■ **Task directions**
Your task is to quote the material that follows, in full and exactly.

■ **Supplied entries**
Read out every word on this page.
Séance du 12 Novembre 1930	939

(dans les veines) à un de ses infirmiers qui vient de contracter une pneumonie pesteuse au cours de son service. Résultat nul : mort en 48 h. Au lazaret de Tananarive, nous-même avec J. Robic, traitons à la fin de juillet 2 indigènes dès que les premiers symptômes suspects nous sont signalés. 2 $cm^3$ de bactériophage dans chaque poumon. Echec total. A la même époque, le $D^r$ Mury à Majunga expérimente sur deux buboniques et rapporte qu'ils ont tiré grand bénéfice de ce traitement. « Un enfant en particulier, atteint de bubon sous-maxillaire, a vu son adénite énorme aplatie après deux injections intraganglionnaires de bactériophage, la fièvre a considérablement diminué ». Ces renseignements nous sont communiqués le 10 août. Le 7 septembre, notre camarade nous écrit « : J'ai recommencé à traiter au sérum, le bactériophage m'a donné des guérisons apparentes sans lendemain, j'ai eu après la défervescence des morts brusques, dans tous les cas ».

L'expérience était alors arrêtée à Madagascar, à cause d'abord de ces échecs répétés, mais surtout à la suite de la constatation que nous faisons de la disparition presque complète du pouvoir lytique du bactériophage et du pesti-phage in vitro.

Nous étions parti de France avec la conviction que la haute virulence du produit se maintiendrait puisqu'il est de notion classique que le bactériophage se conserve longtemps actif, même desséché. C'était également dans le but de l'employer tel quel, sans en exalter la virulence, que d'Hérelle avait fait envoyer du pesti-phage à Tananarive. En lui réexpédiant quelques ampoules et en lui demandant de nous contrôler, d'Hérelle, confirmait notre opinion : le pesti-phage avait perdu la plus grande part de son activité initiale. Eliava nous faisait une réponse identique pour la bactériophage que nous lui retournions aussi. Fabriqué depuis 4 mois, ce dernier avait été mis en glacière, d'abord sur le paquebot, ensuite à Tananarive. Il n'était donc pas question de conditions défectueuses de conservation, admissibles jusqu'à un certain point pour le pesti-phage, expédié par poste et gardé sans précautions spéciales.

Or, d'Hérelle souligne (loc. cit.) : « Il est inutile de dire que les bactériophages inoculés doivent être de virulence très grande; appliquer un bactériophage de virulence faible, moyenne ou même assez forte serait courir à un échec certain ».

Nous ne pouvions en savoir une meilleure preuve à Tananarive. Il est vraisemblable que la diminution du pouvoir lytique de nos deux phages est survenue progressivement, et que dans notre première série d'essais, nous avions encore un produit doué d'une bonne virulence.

■ **Finished exercise**
Read out every word on this page.
Séance du 12 Novembre 1930	939

(dans les veines) à un de ses infirmiers qui vient de contracter une pneumonie pesteuse au cours de son service. Résultat nul : mort en 48 h. Au lazaret de Tananarive, nous-même avec J. Robic, traitons à la fin de juillet 2 indigènes dès que les premiers symptômes suspects nous sont signalés. 2 $cm^3$ de bactériophage dans chaque poumon. Echec total. A la même époque, le $D^r$ Mury à Majunga expérimente sur deux buboniques et rapporte qu'ils ont tiré grand bénéfice de ce traitement. « Un enfant en particulier, atteint de bubon sous-maxillaire, a vu son adénite énorme aplatie après deux injections intraganglionnaires de bactériophage, la fièvre a considérablement diminué ». Ces renseignements nous sont communiqués le 10 août. Le 7 septembre, notre camarade nous écrit « : J'ai recommencé à traiter au sérum, le bactériophage m'a donné des guérisons apparentes sans lendemain, j'ai eu après la défervescence des morts brusques, dans tous les cas ».

L'expérience était alors arrêtée à Madagascar, à cause d'abord de ces échecs répétés, mais surtout à la suite de la constatation que nous faisons de la disparition presque complète du pouvoir lytique du bactériophage et du pesti-phage in vitro.

Nous étions parti de France avec la conviction que la haute virulence du produit se maintiendrait puisqu'il est de notion classique que le bactériophage se conserve longtemps actif, même desséché. C'était également dans le but de l'employer tel quel, sans en exalter la virulence, que d'Hérelle avait fait envoyer du pesti-phage à Tananarive. En lui réexpédiant quelques ampoules et en lui demandant de nous contrôler, d'Hérelle, confirmait notre opinion : le pesti-phage avait perdu la plus grande part de son activité initiale. Eliava nous faisait une réponse identique pour la bactériophage que nous lui retournions aussi. Fabriqué depuis 4 mois, ce dernier avait été mis en glacière, d'abord sur le paquebot, ensuite à Tananarive. Il n'était donc pas question de conditions défectueuses de conservation, admissibles jusqu'à un certain point pour le pesti-phage, expédié par poste et gardé sans précautions spéciales.

Or, d'Hérelle souligne (loc. cit.) : « Il est inutile de dire que les bactériophages inoculés doivent être de virulence très grande; appliquer un bactériophage de virulence faible, moyenne ou même assez forte serait courir à un échec certain ».

Nous ne pouvions en savoir une meilleure preuve à Tananarive. Il est vraisemblable que la diminution du pouvoir lytique de nos deux phages est survenue progressivement, et que dans notre première série d'essais, nous avions encore un produit doué d'une bonne virulence.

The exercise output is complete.